According to the commentary below on Serenity's market remarks, what was the approximate two-year gain of APR, the company behind the "Medicube" skincare line?
BEGIN Text
Serenity muses on OpenAI as a disruptor and marvels at a K-beauty stock outrunning his chip picks
A quiet, reflective day from Serenity, the stock-picker whose reconstructed views this site tracks. Rather than adding to positions or laying out fresh supply-chain theses, he offered two loosely connected observations — one on the AI incumbents, one a self-deprecating aside about where the real returns have been hiding.
A contrarian nod to OpenAI. Serenity floated the idea that Sam Altman and OpenAI must be doing something right precisely because they are irritating the Mag7 — the megacap tech cohort — by building an independent ecosystem instead of being absorbed into an existing one. He named Alphabet (GOOGL), Apple (AAPL) and Microsoft as the incumbents now facing a genuine disruptor, something he suggested has been rare for years.
The mention is worth context given how these names fit his framework. Alphabet is his demand anchor for the entire AI-photonics trade: a cash-rich hyperscaler whose enormous capex and custom TPU chips he uses to justify the small upstream suppliers he actually owns. Apple, by contrast, he treats not as a holding but as a future customer for those same small-caps — most notably a potential buyer of specialist lasers for next-generation wearables. His comment today was cultural rather than a change in thesis on either.
A wry reality check on returns. Serenity then pointed to APR, the Korean beauty company behind the "Medicube" skincare line, noting its roughly 529% two-year run has crushed both NVIDIA (NVDA) and Intel (INTC). NVDA is the central reference point of his method — the AI leader whose roadmap he uses to front-run upstream chokepoints — while Intel is one of his highest-conviction personal holdings, a bet on US policy protecting its domestic foundry. His point was tongue-in-cheek: global consumer demand can, at times, outpace even the hyperscaler-driven memory and laser shortages he builds his portfolio around.
No new buys, sells or sizing were disclosed today.
END Text
BEGIN Dataset
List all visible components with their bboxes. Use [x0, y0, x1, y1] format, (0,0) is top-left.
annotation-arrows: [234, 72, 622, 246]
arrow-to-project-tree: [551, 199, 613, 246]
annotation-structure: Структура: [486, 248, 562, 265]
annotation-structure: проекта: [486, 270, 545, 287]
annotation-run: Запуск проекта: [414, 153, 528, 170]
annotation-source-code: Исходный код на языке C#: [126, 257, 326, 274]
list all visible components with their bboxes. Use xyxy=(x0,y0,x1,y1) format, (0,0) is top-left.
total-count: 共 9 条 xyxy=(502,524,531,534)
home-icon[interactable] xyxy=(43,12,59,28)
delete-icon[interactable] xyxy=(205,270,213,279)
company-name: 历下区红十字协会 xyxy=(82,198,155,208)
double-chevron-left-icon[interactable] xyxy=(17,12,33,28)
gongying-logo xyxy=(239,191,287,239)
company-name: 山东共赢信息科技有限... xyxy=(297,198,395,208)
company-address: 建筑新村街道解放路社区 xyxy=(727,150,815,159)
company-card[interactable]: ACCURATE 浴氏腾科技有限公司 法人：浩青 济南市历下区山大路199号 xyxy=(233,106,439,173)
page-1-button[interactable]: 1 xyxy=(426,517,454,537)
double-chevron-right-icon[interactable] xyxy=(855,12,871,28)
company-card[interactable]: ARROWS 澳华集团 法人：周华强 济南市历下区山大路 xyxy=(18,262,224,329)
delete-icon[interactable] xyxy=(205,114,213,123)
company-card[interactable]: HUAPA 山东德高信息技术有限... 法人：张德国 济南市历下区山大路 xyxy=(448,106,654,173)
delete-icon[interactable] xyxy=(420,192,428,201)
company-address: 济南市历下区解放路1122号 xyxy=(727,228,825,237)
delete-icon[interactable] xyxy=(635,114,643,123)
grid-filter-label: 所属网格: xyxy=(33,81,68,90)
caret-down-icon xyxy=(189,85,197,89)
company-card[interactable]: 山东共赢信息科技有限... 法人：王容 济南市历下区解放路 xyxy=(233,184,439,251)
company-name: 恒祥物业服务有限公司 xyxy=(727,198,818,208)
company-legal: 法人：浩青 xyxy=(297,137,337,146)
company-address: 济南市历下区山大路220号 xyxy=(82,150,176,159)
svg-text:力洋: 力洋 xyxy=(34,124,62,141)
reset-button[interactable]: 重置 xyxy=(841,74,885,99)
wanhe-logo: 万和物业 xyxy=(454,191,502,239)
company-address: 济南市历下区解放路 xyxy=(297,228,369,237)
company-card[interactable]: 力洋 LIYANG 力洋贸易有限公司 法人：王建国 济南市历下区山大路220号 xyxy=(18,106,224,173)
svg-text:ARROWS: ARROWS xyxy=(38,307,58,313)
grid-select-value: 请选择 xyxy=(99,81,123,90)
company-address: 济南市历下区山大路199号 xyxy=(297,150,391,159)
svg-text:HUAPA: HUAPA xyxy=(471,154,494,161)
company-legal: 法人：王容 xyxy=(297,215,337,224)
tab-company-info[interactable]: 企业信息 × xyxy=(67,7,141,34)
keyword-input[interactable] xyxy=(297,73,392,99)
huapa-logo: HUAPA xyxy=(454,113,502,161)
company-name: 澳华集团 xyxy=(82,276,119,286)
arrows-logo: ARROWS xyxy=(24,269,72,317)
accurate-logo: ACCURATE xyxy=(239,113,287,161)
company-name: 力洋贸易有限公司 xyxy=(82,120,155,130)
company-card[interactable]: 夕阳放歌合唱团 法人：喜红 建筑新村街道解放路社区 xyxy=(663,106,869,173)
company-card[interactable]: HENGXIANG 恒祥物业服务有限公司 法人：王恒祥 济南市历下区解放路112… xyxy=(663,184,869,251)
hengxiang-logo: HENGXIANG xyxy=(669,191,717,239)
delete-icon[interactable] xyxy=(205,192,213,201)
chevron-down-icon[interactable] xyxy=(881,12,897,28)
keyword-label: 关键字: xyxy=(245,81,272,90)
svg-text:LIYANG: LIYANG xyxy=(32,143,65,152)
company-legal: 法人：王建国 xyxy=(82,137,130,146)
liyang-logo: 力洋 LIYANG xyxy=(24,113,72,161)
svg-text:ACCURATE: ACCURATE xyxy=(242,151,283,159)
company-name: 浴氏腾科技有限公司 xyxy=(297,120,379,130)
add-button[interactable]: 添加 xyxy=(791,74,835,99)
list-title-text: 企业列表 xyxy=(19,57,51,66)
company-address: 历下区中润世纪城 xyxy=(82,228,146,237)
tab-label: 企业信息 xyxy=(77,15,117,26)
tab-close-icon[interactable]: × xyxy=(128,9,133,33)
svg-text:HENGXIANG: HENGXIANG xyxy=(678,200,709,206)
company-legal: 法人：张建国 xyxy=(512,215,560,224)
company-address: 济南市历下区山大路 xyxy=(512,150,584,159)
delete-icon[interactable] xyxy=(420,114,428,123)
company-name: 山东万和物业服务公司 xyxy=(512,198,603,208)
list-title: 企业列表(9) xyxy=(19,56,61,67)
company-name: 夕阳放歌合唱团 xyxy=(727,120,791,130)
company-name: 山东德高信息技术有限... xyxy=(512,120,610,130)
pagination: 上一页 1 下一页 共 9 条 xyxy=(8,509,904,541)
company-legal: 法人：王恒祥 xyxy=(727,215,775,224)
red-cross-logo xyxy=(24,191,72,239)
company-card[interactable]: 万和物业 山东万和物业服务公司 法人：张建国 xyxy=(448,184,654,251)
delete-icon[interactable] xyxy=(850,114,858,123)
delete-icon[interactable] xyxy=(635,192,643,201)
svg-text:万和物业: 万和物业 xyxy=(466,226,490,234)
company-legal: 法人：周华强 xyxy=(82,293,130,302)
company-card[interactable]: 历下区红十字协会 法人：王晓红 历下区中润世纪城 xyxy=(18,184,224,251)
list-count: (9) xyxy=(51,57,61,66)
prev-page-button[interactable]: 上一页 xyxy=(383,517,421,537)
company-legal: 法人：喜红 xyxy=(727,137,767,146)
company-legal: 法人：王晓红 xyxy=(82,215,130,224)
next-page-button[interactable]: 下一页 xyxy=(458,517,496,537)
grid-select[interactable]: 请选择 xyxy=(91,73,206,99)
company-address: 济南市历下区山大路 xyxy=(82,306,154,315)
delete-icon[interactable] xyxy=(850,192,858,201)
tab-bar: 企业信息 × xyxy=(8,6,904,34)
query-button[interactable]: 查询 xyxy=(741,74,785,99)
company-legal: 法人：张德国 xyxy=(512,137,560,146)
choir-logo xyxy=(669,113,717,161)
END Dataset
(Written answer):
Roughly 529% over two years.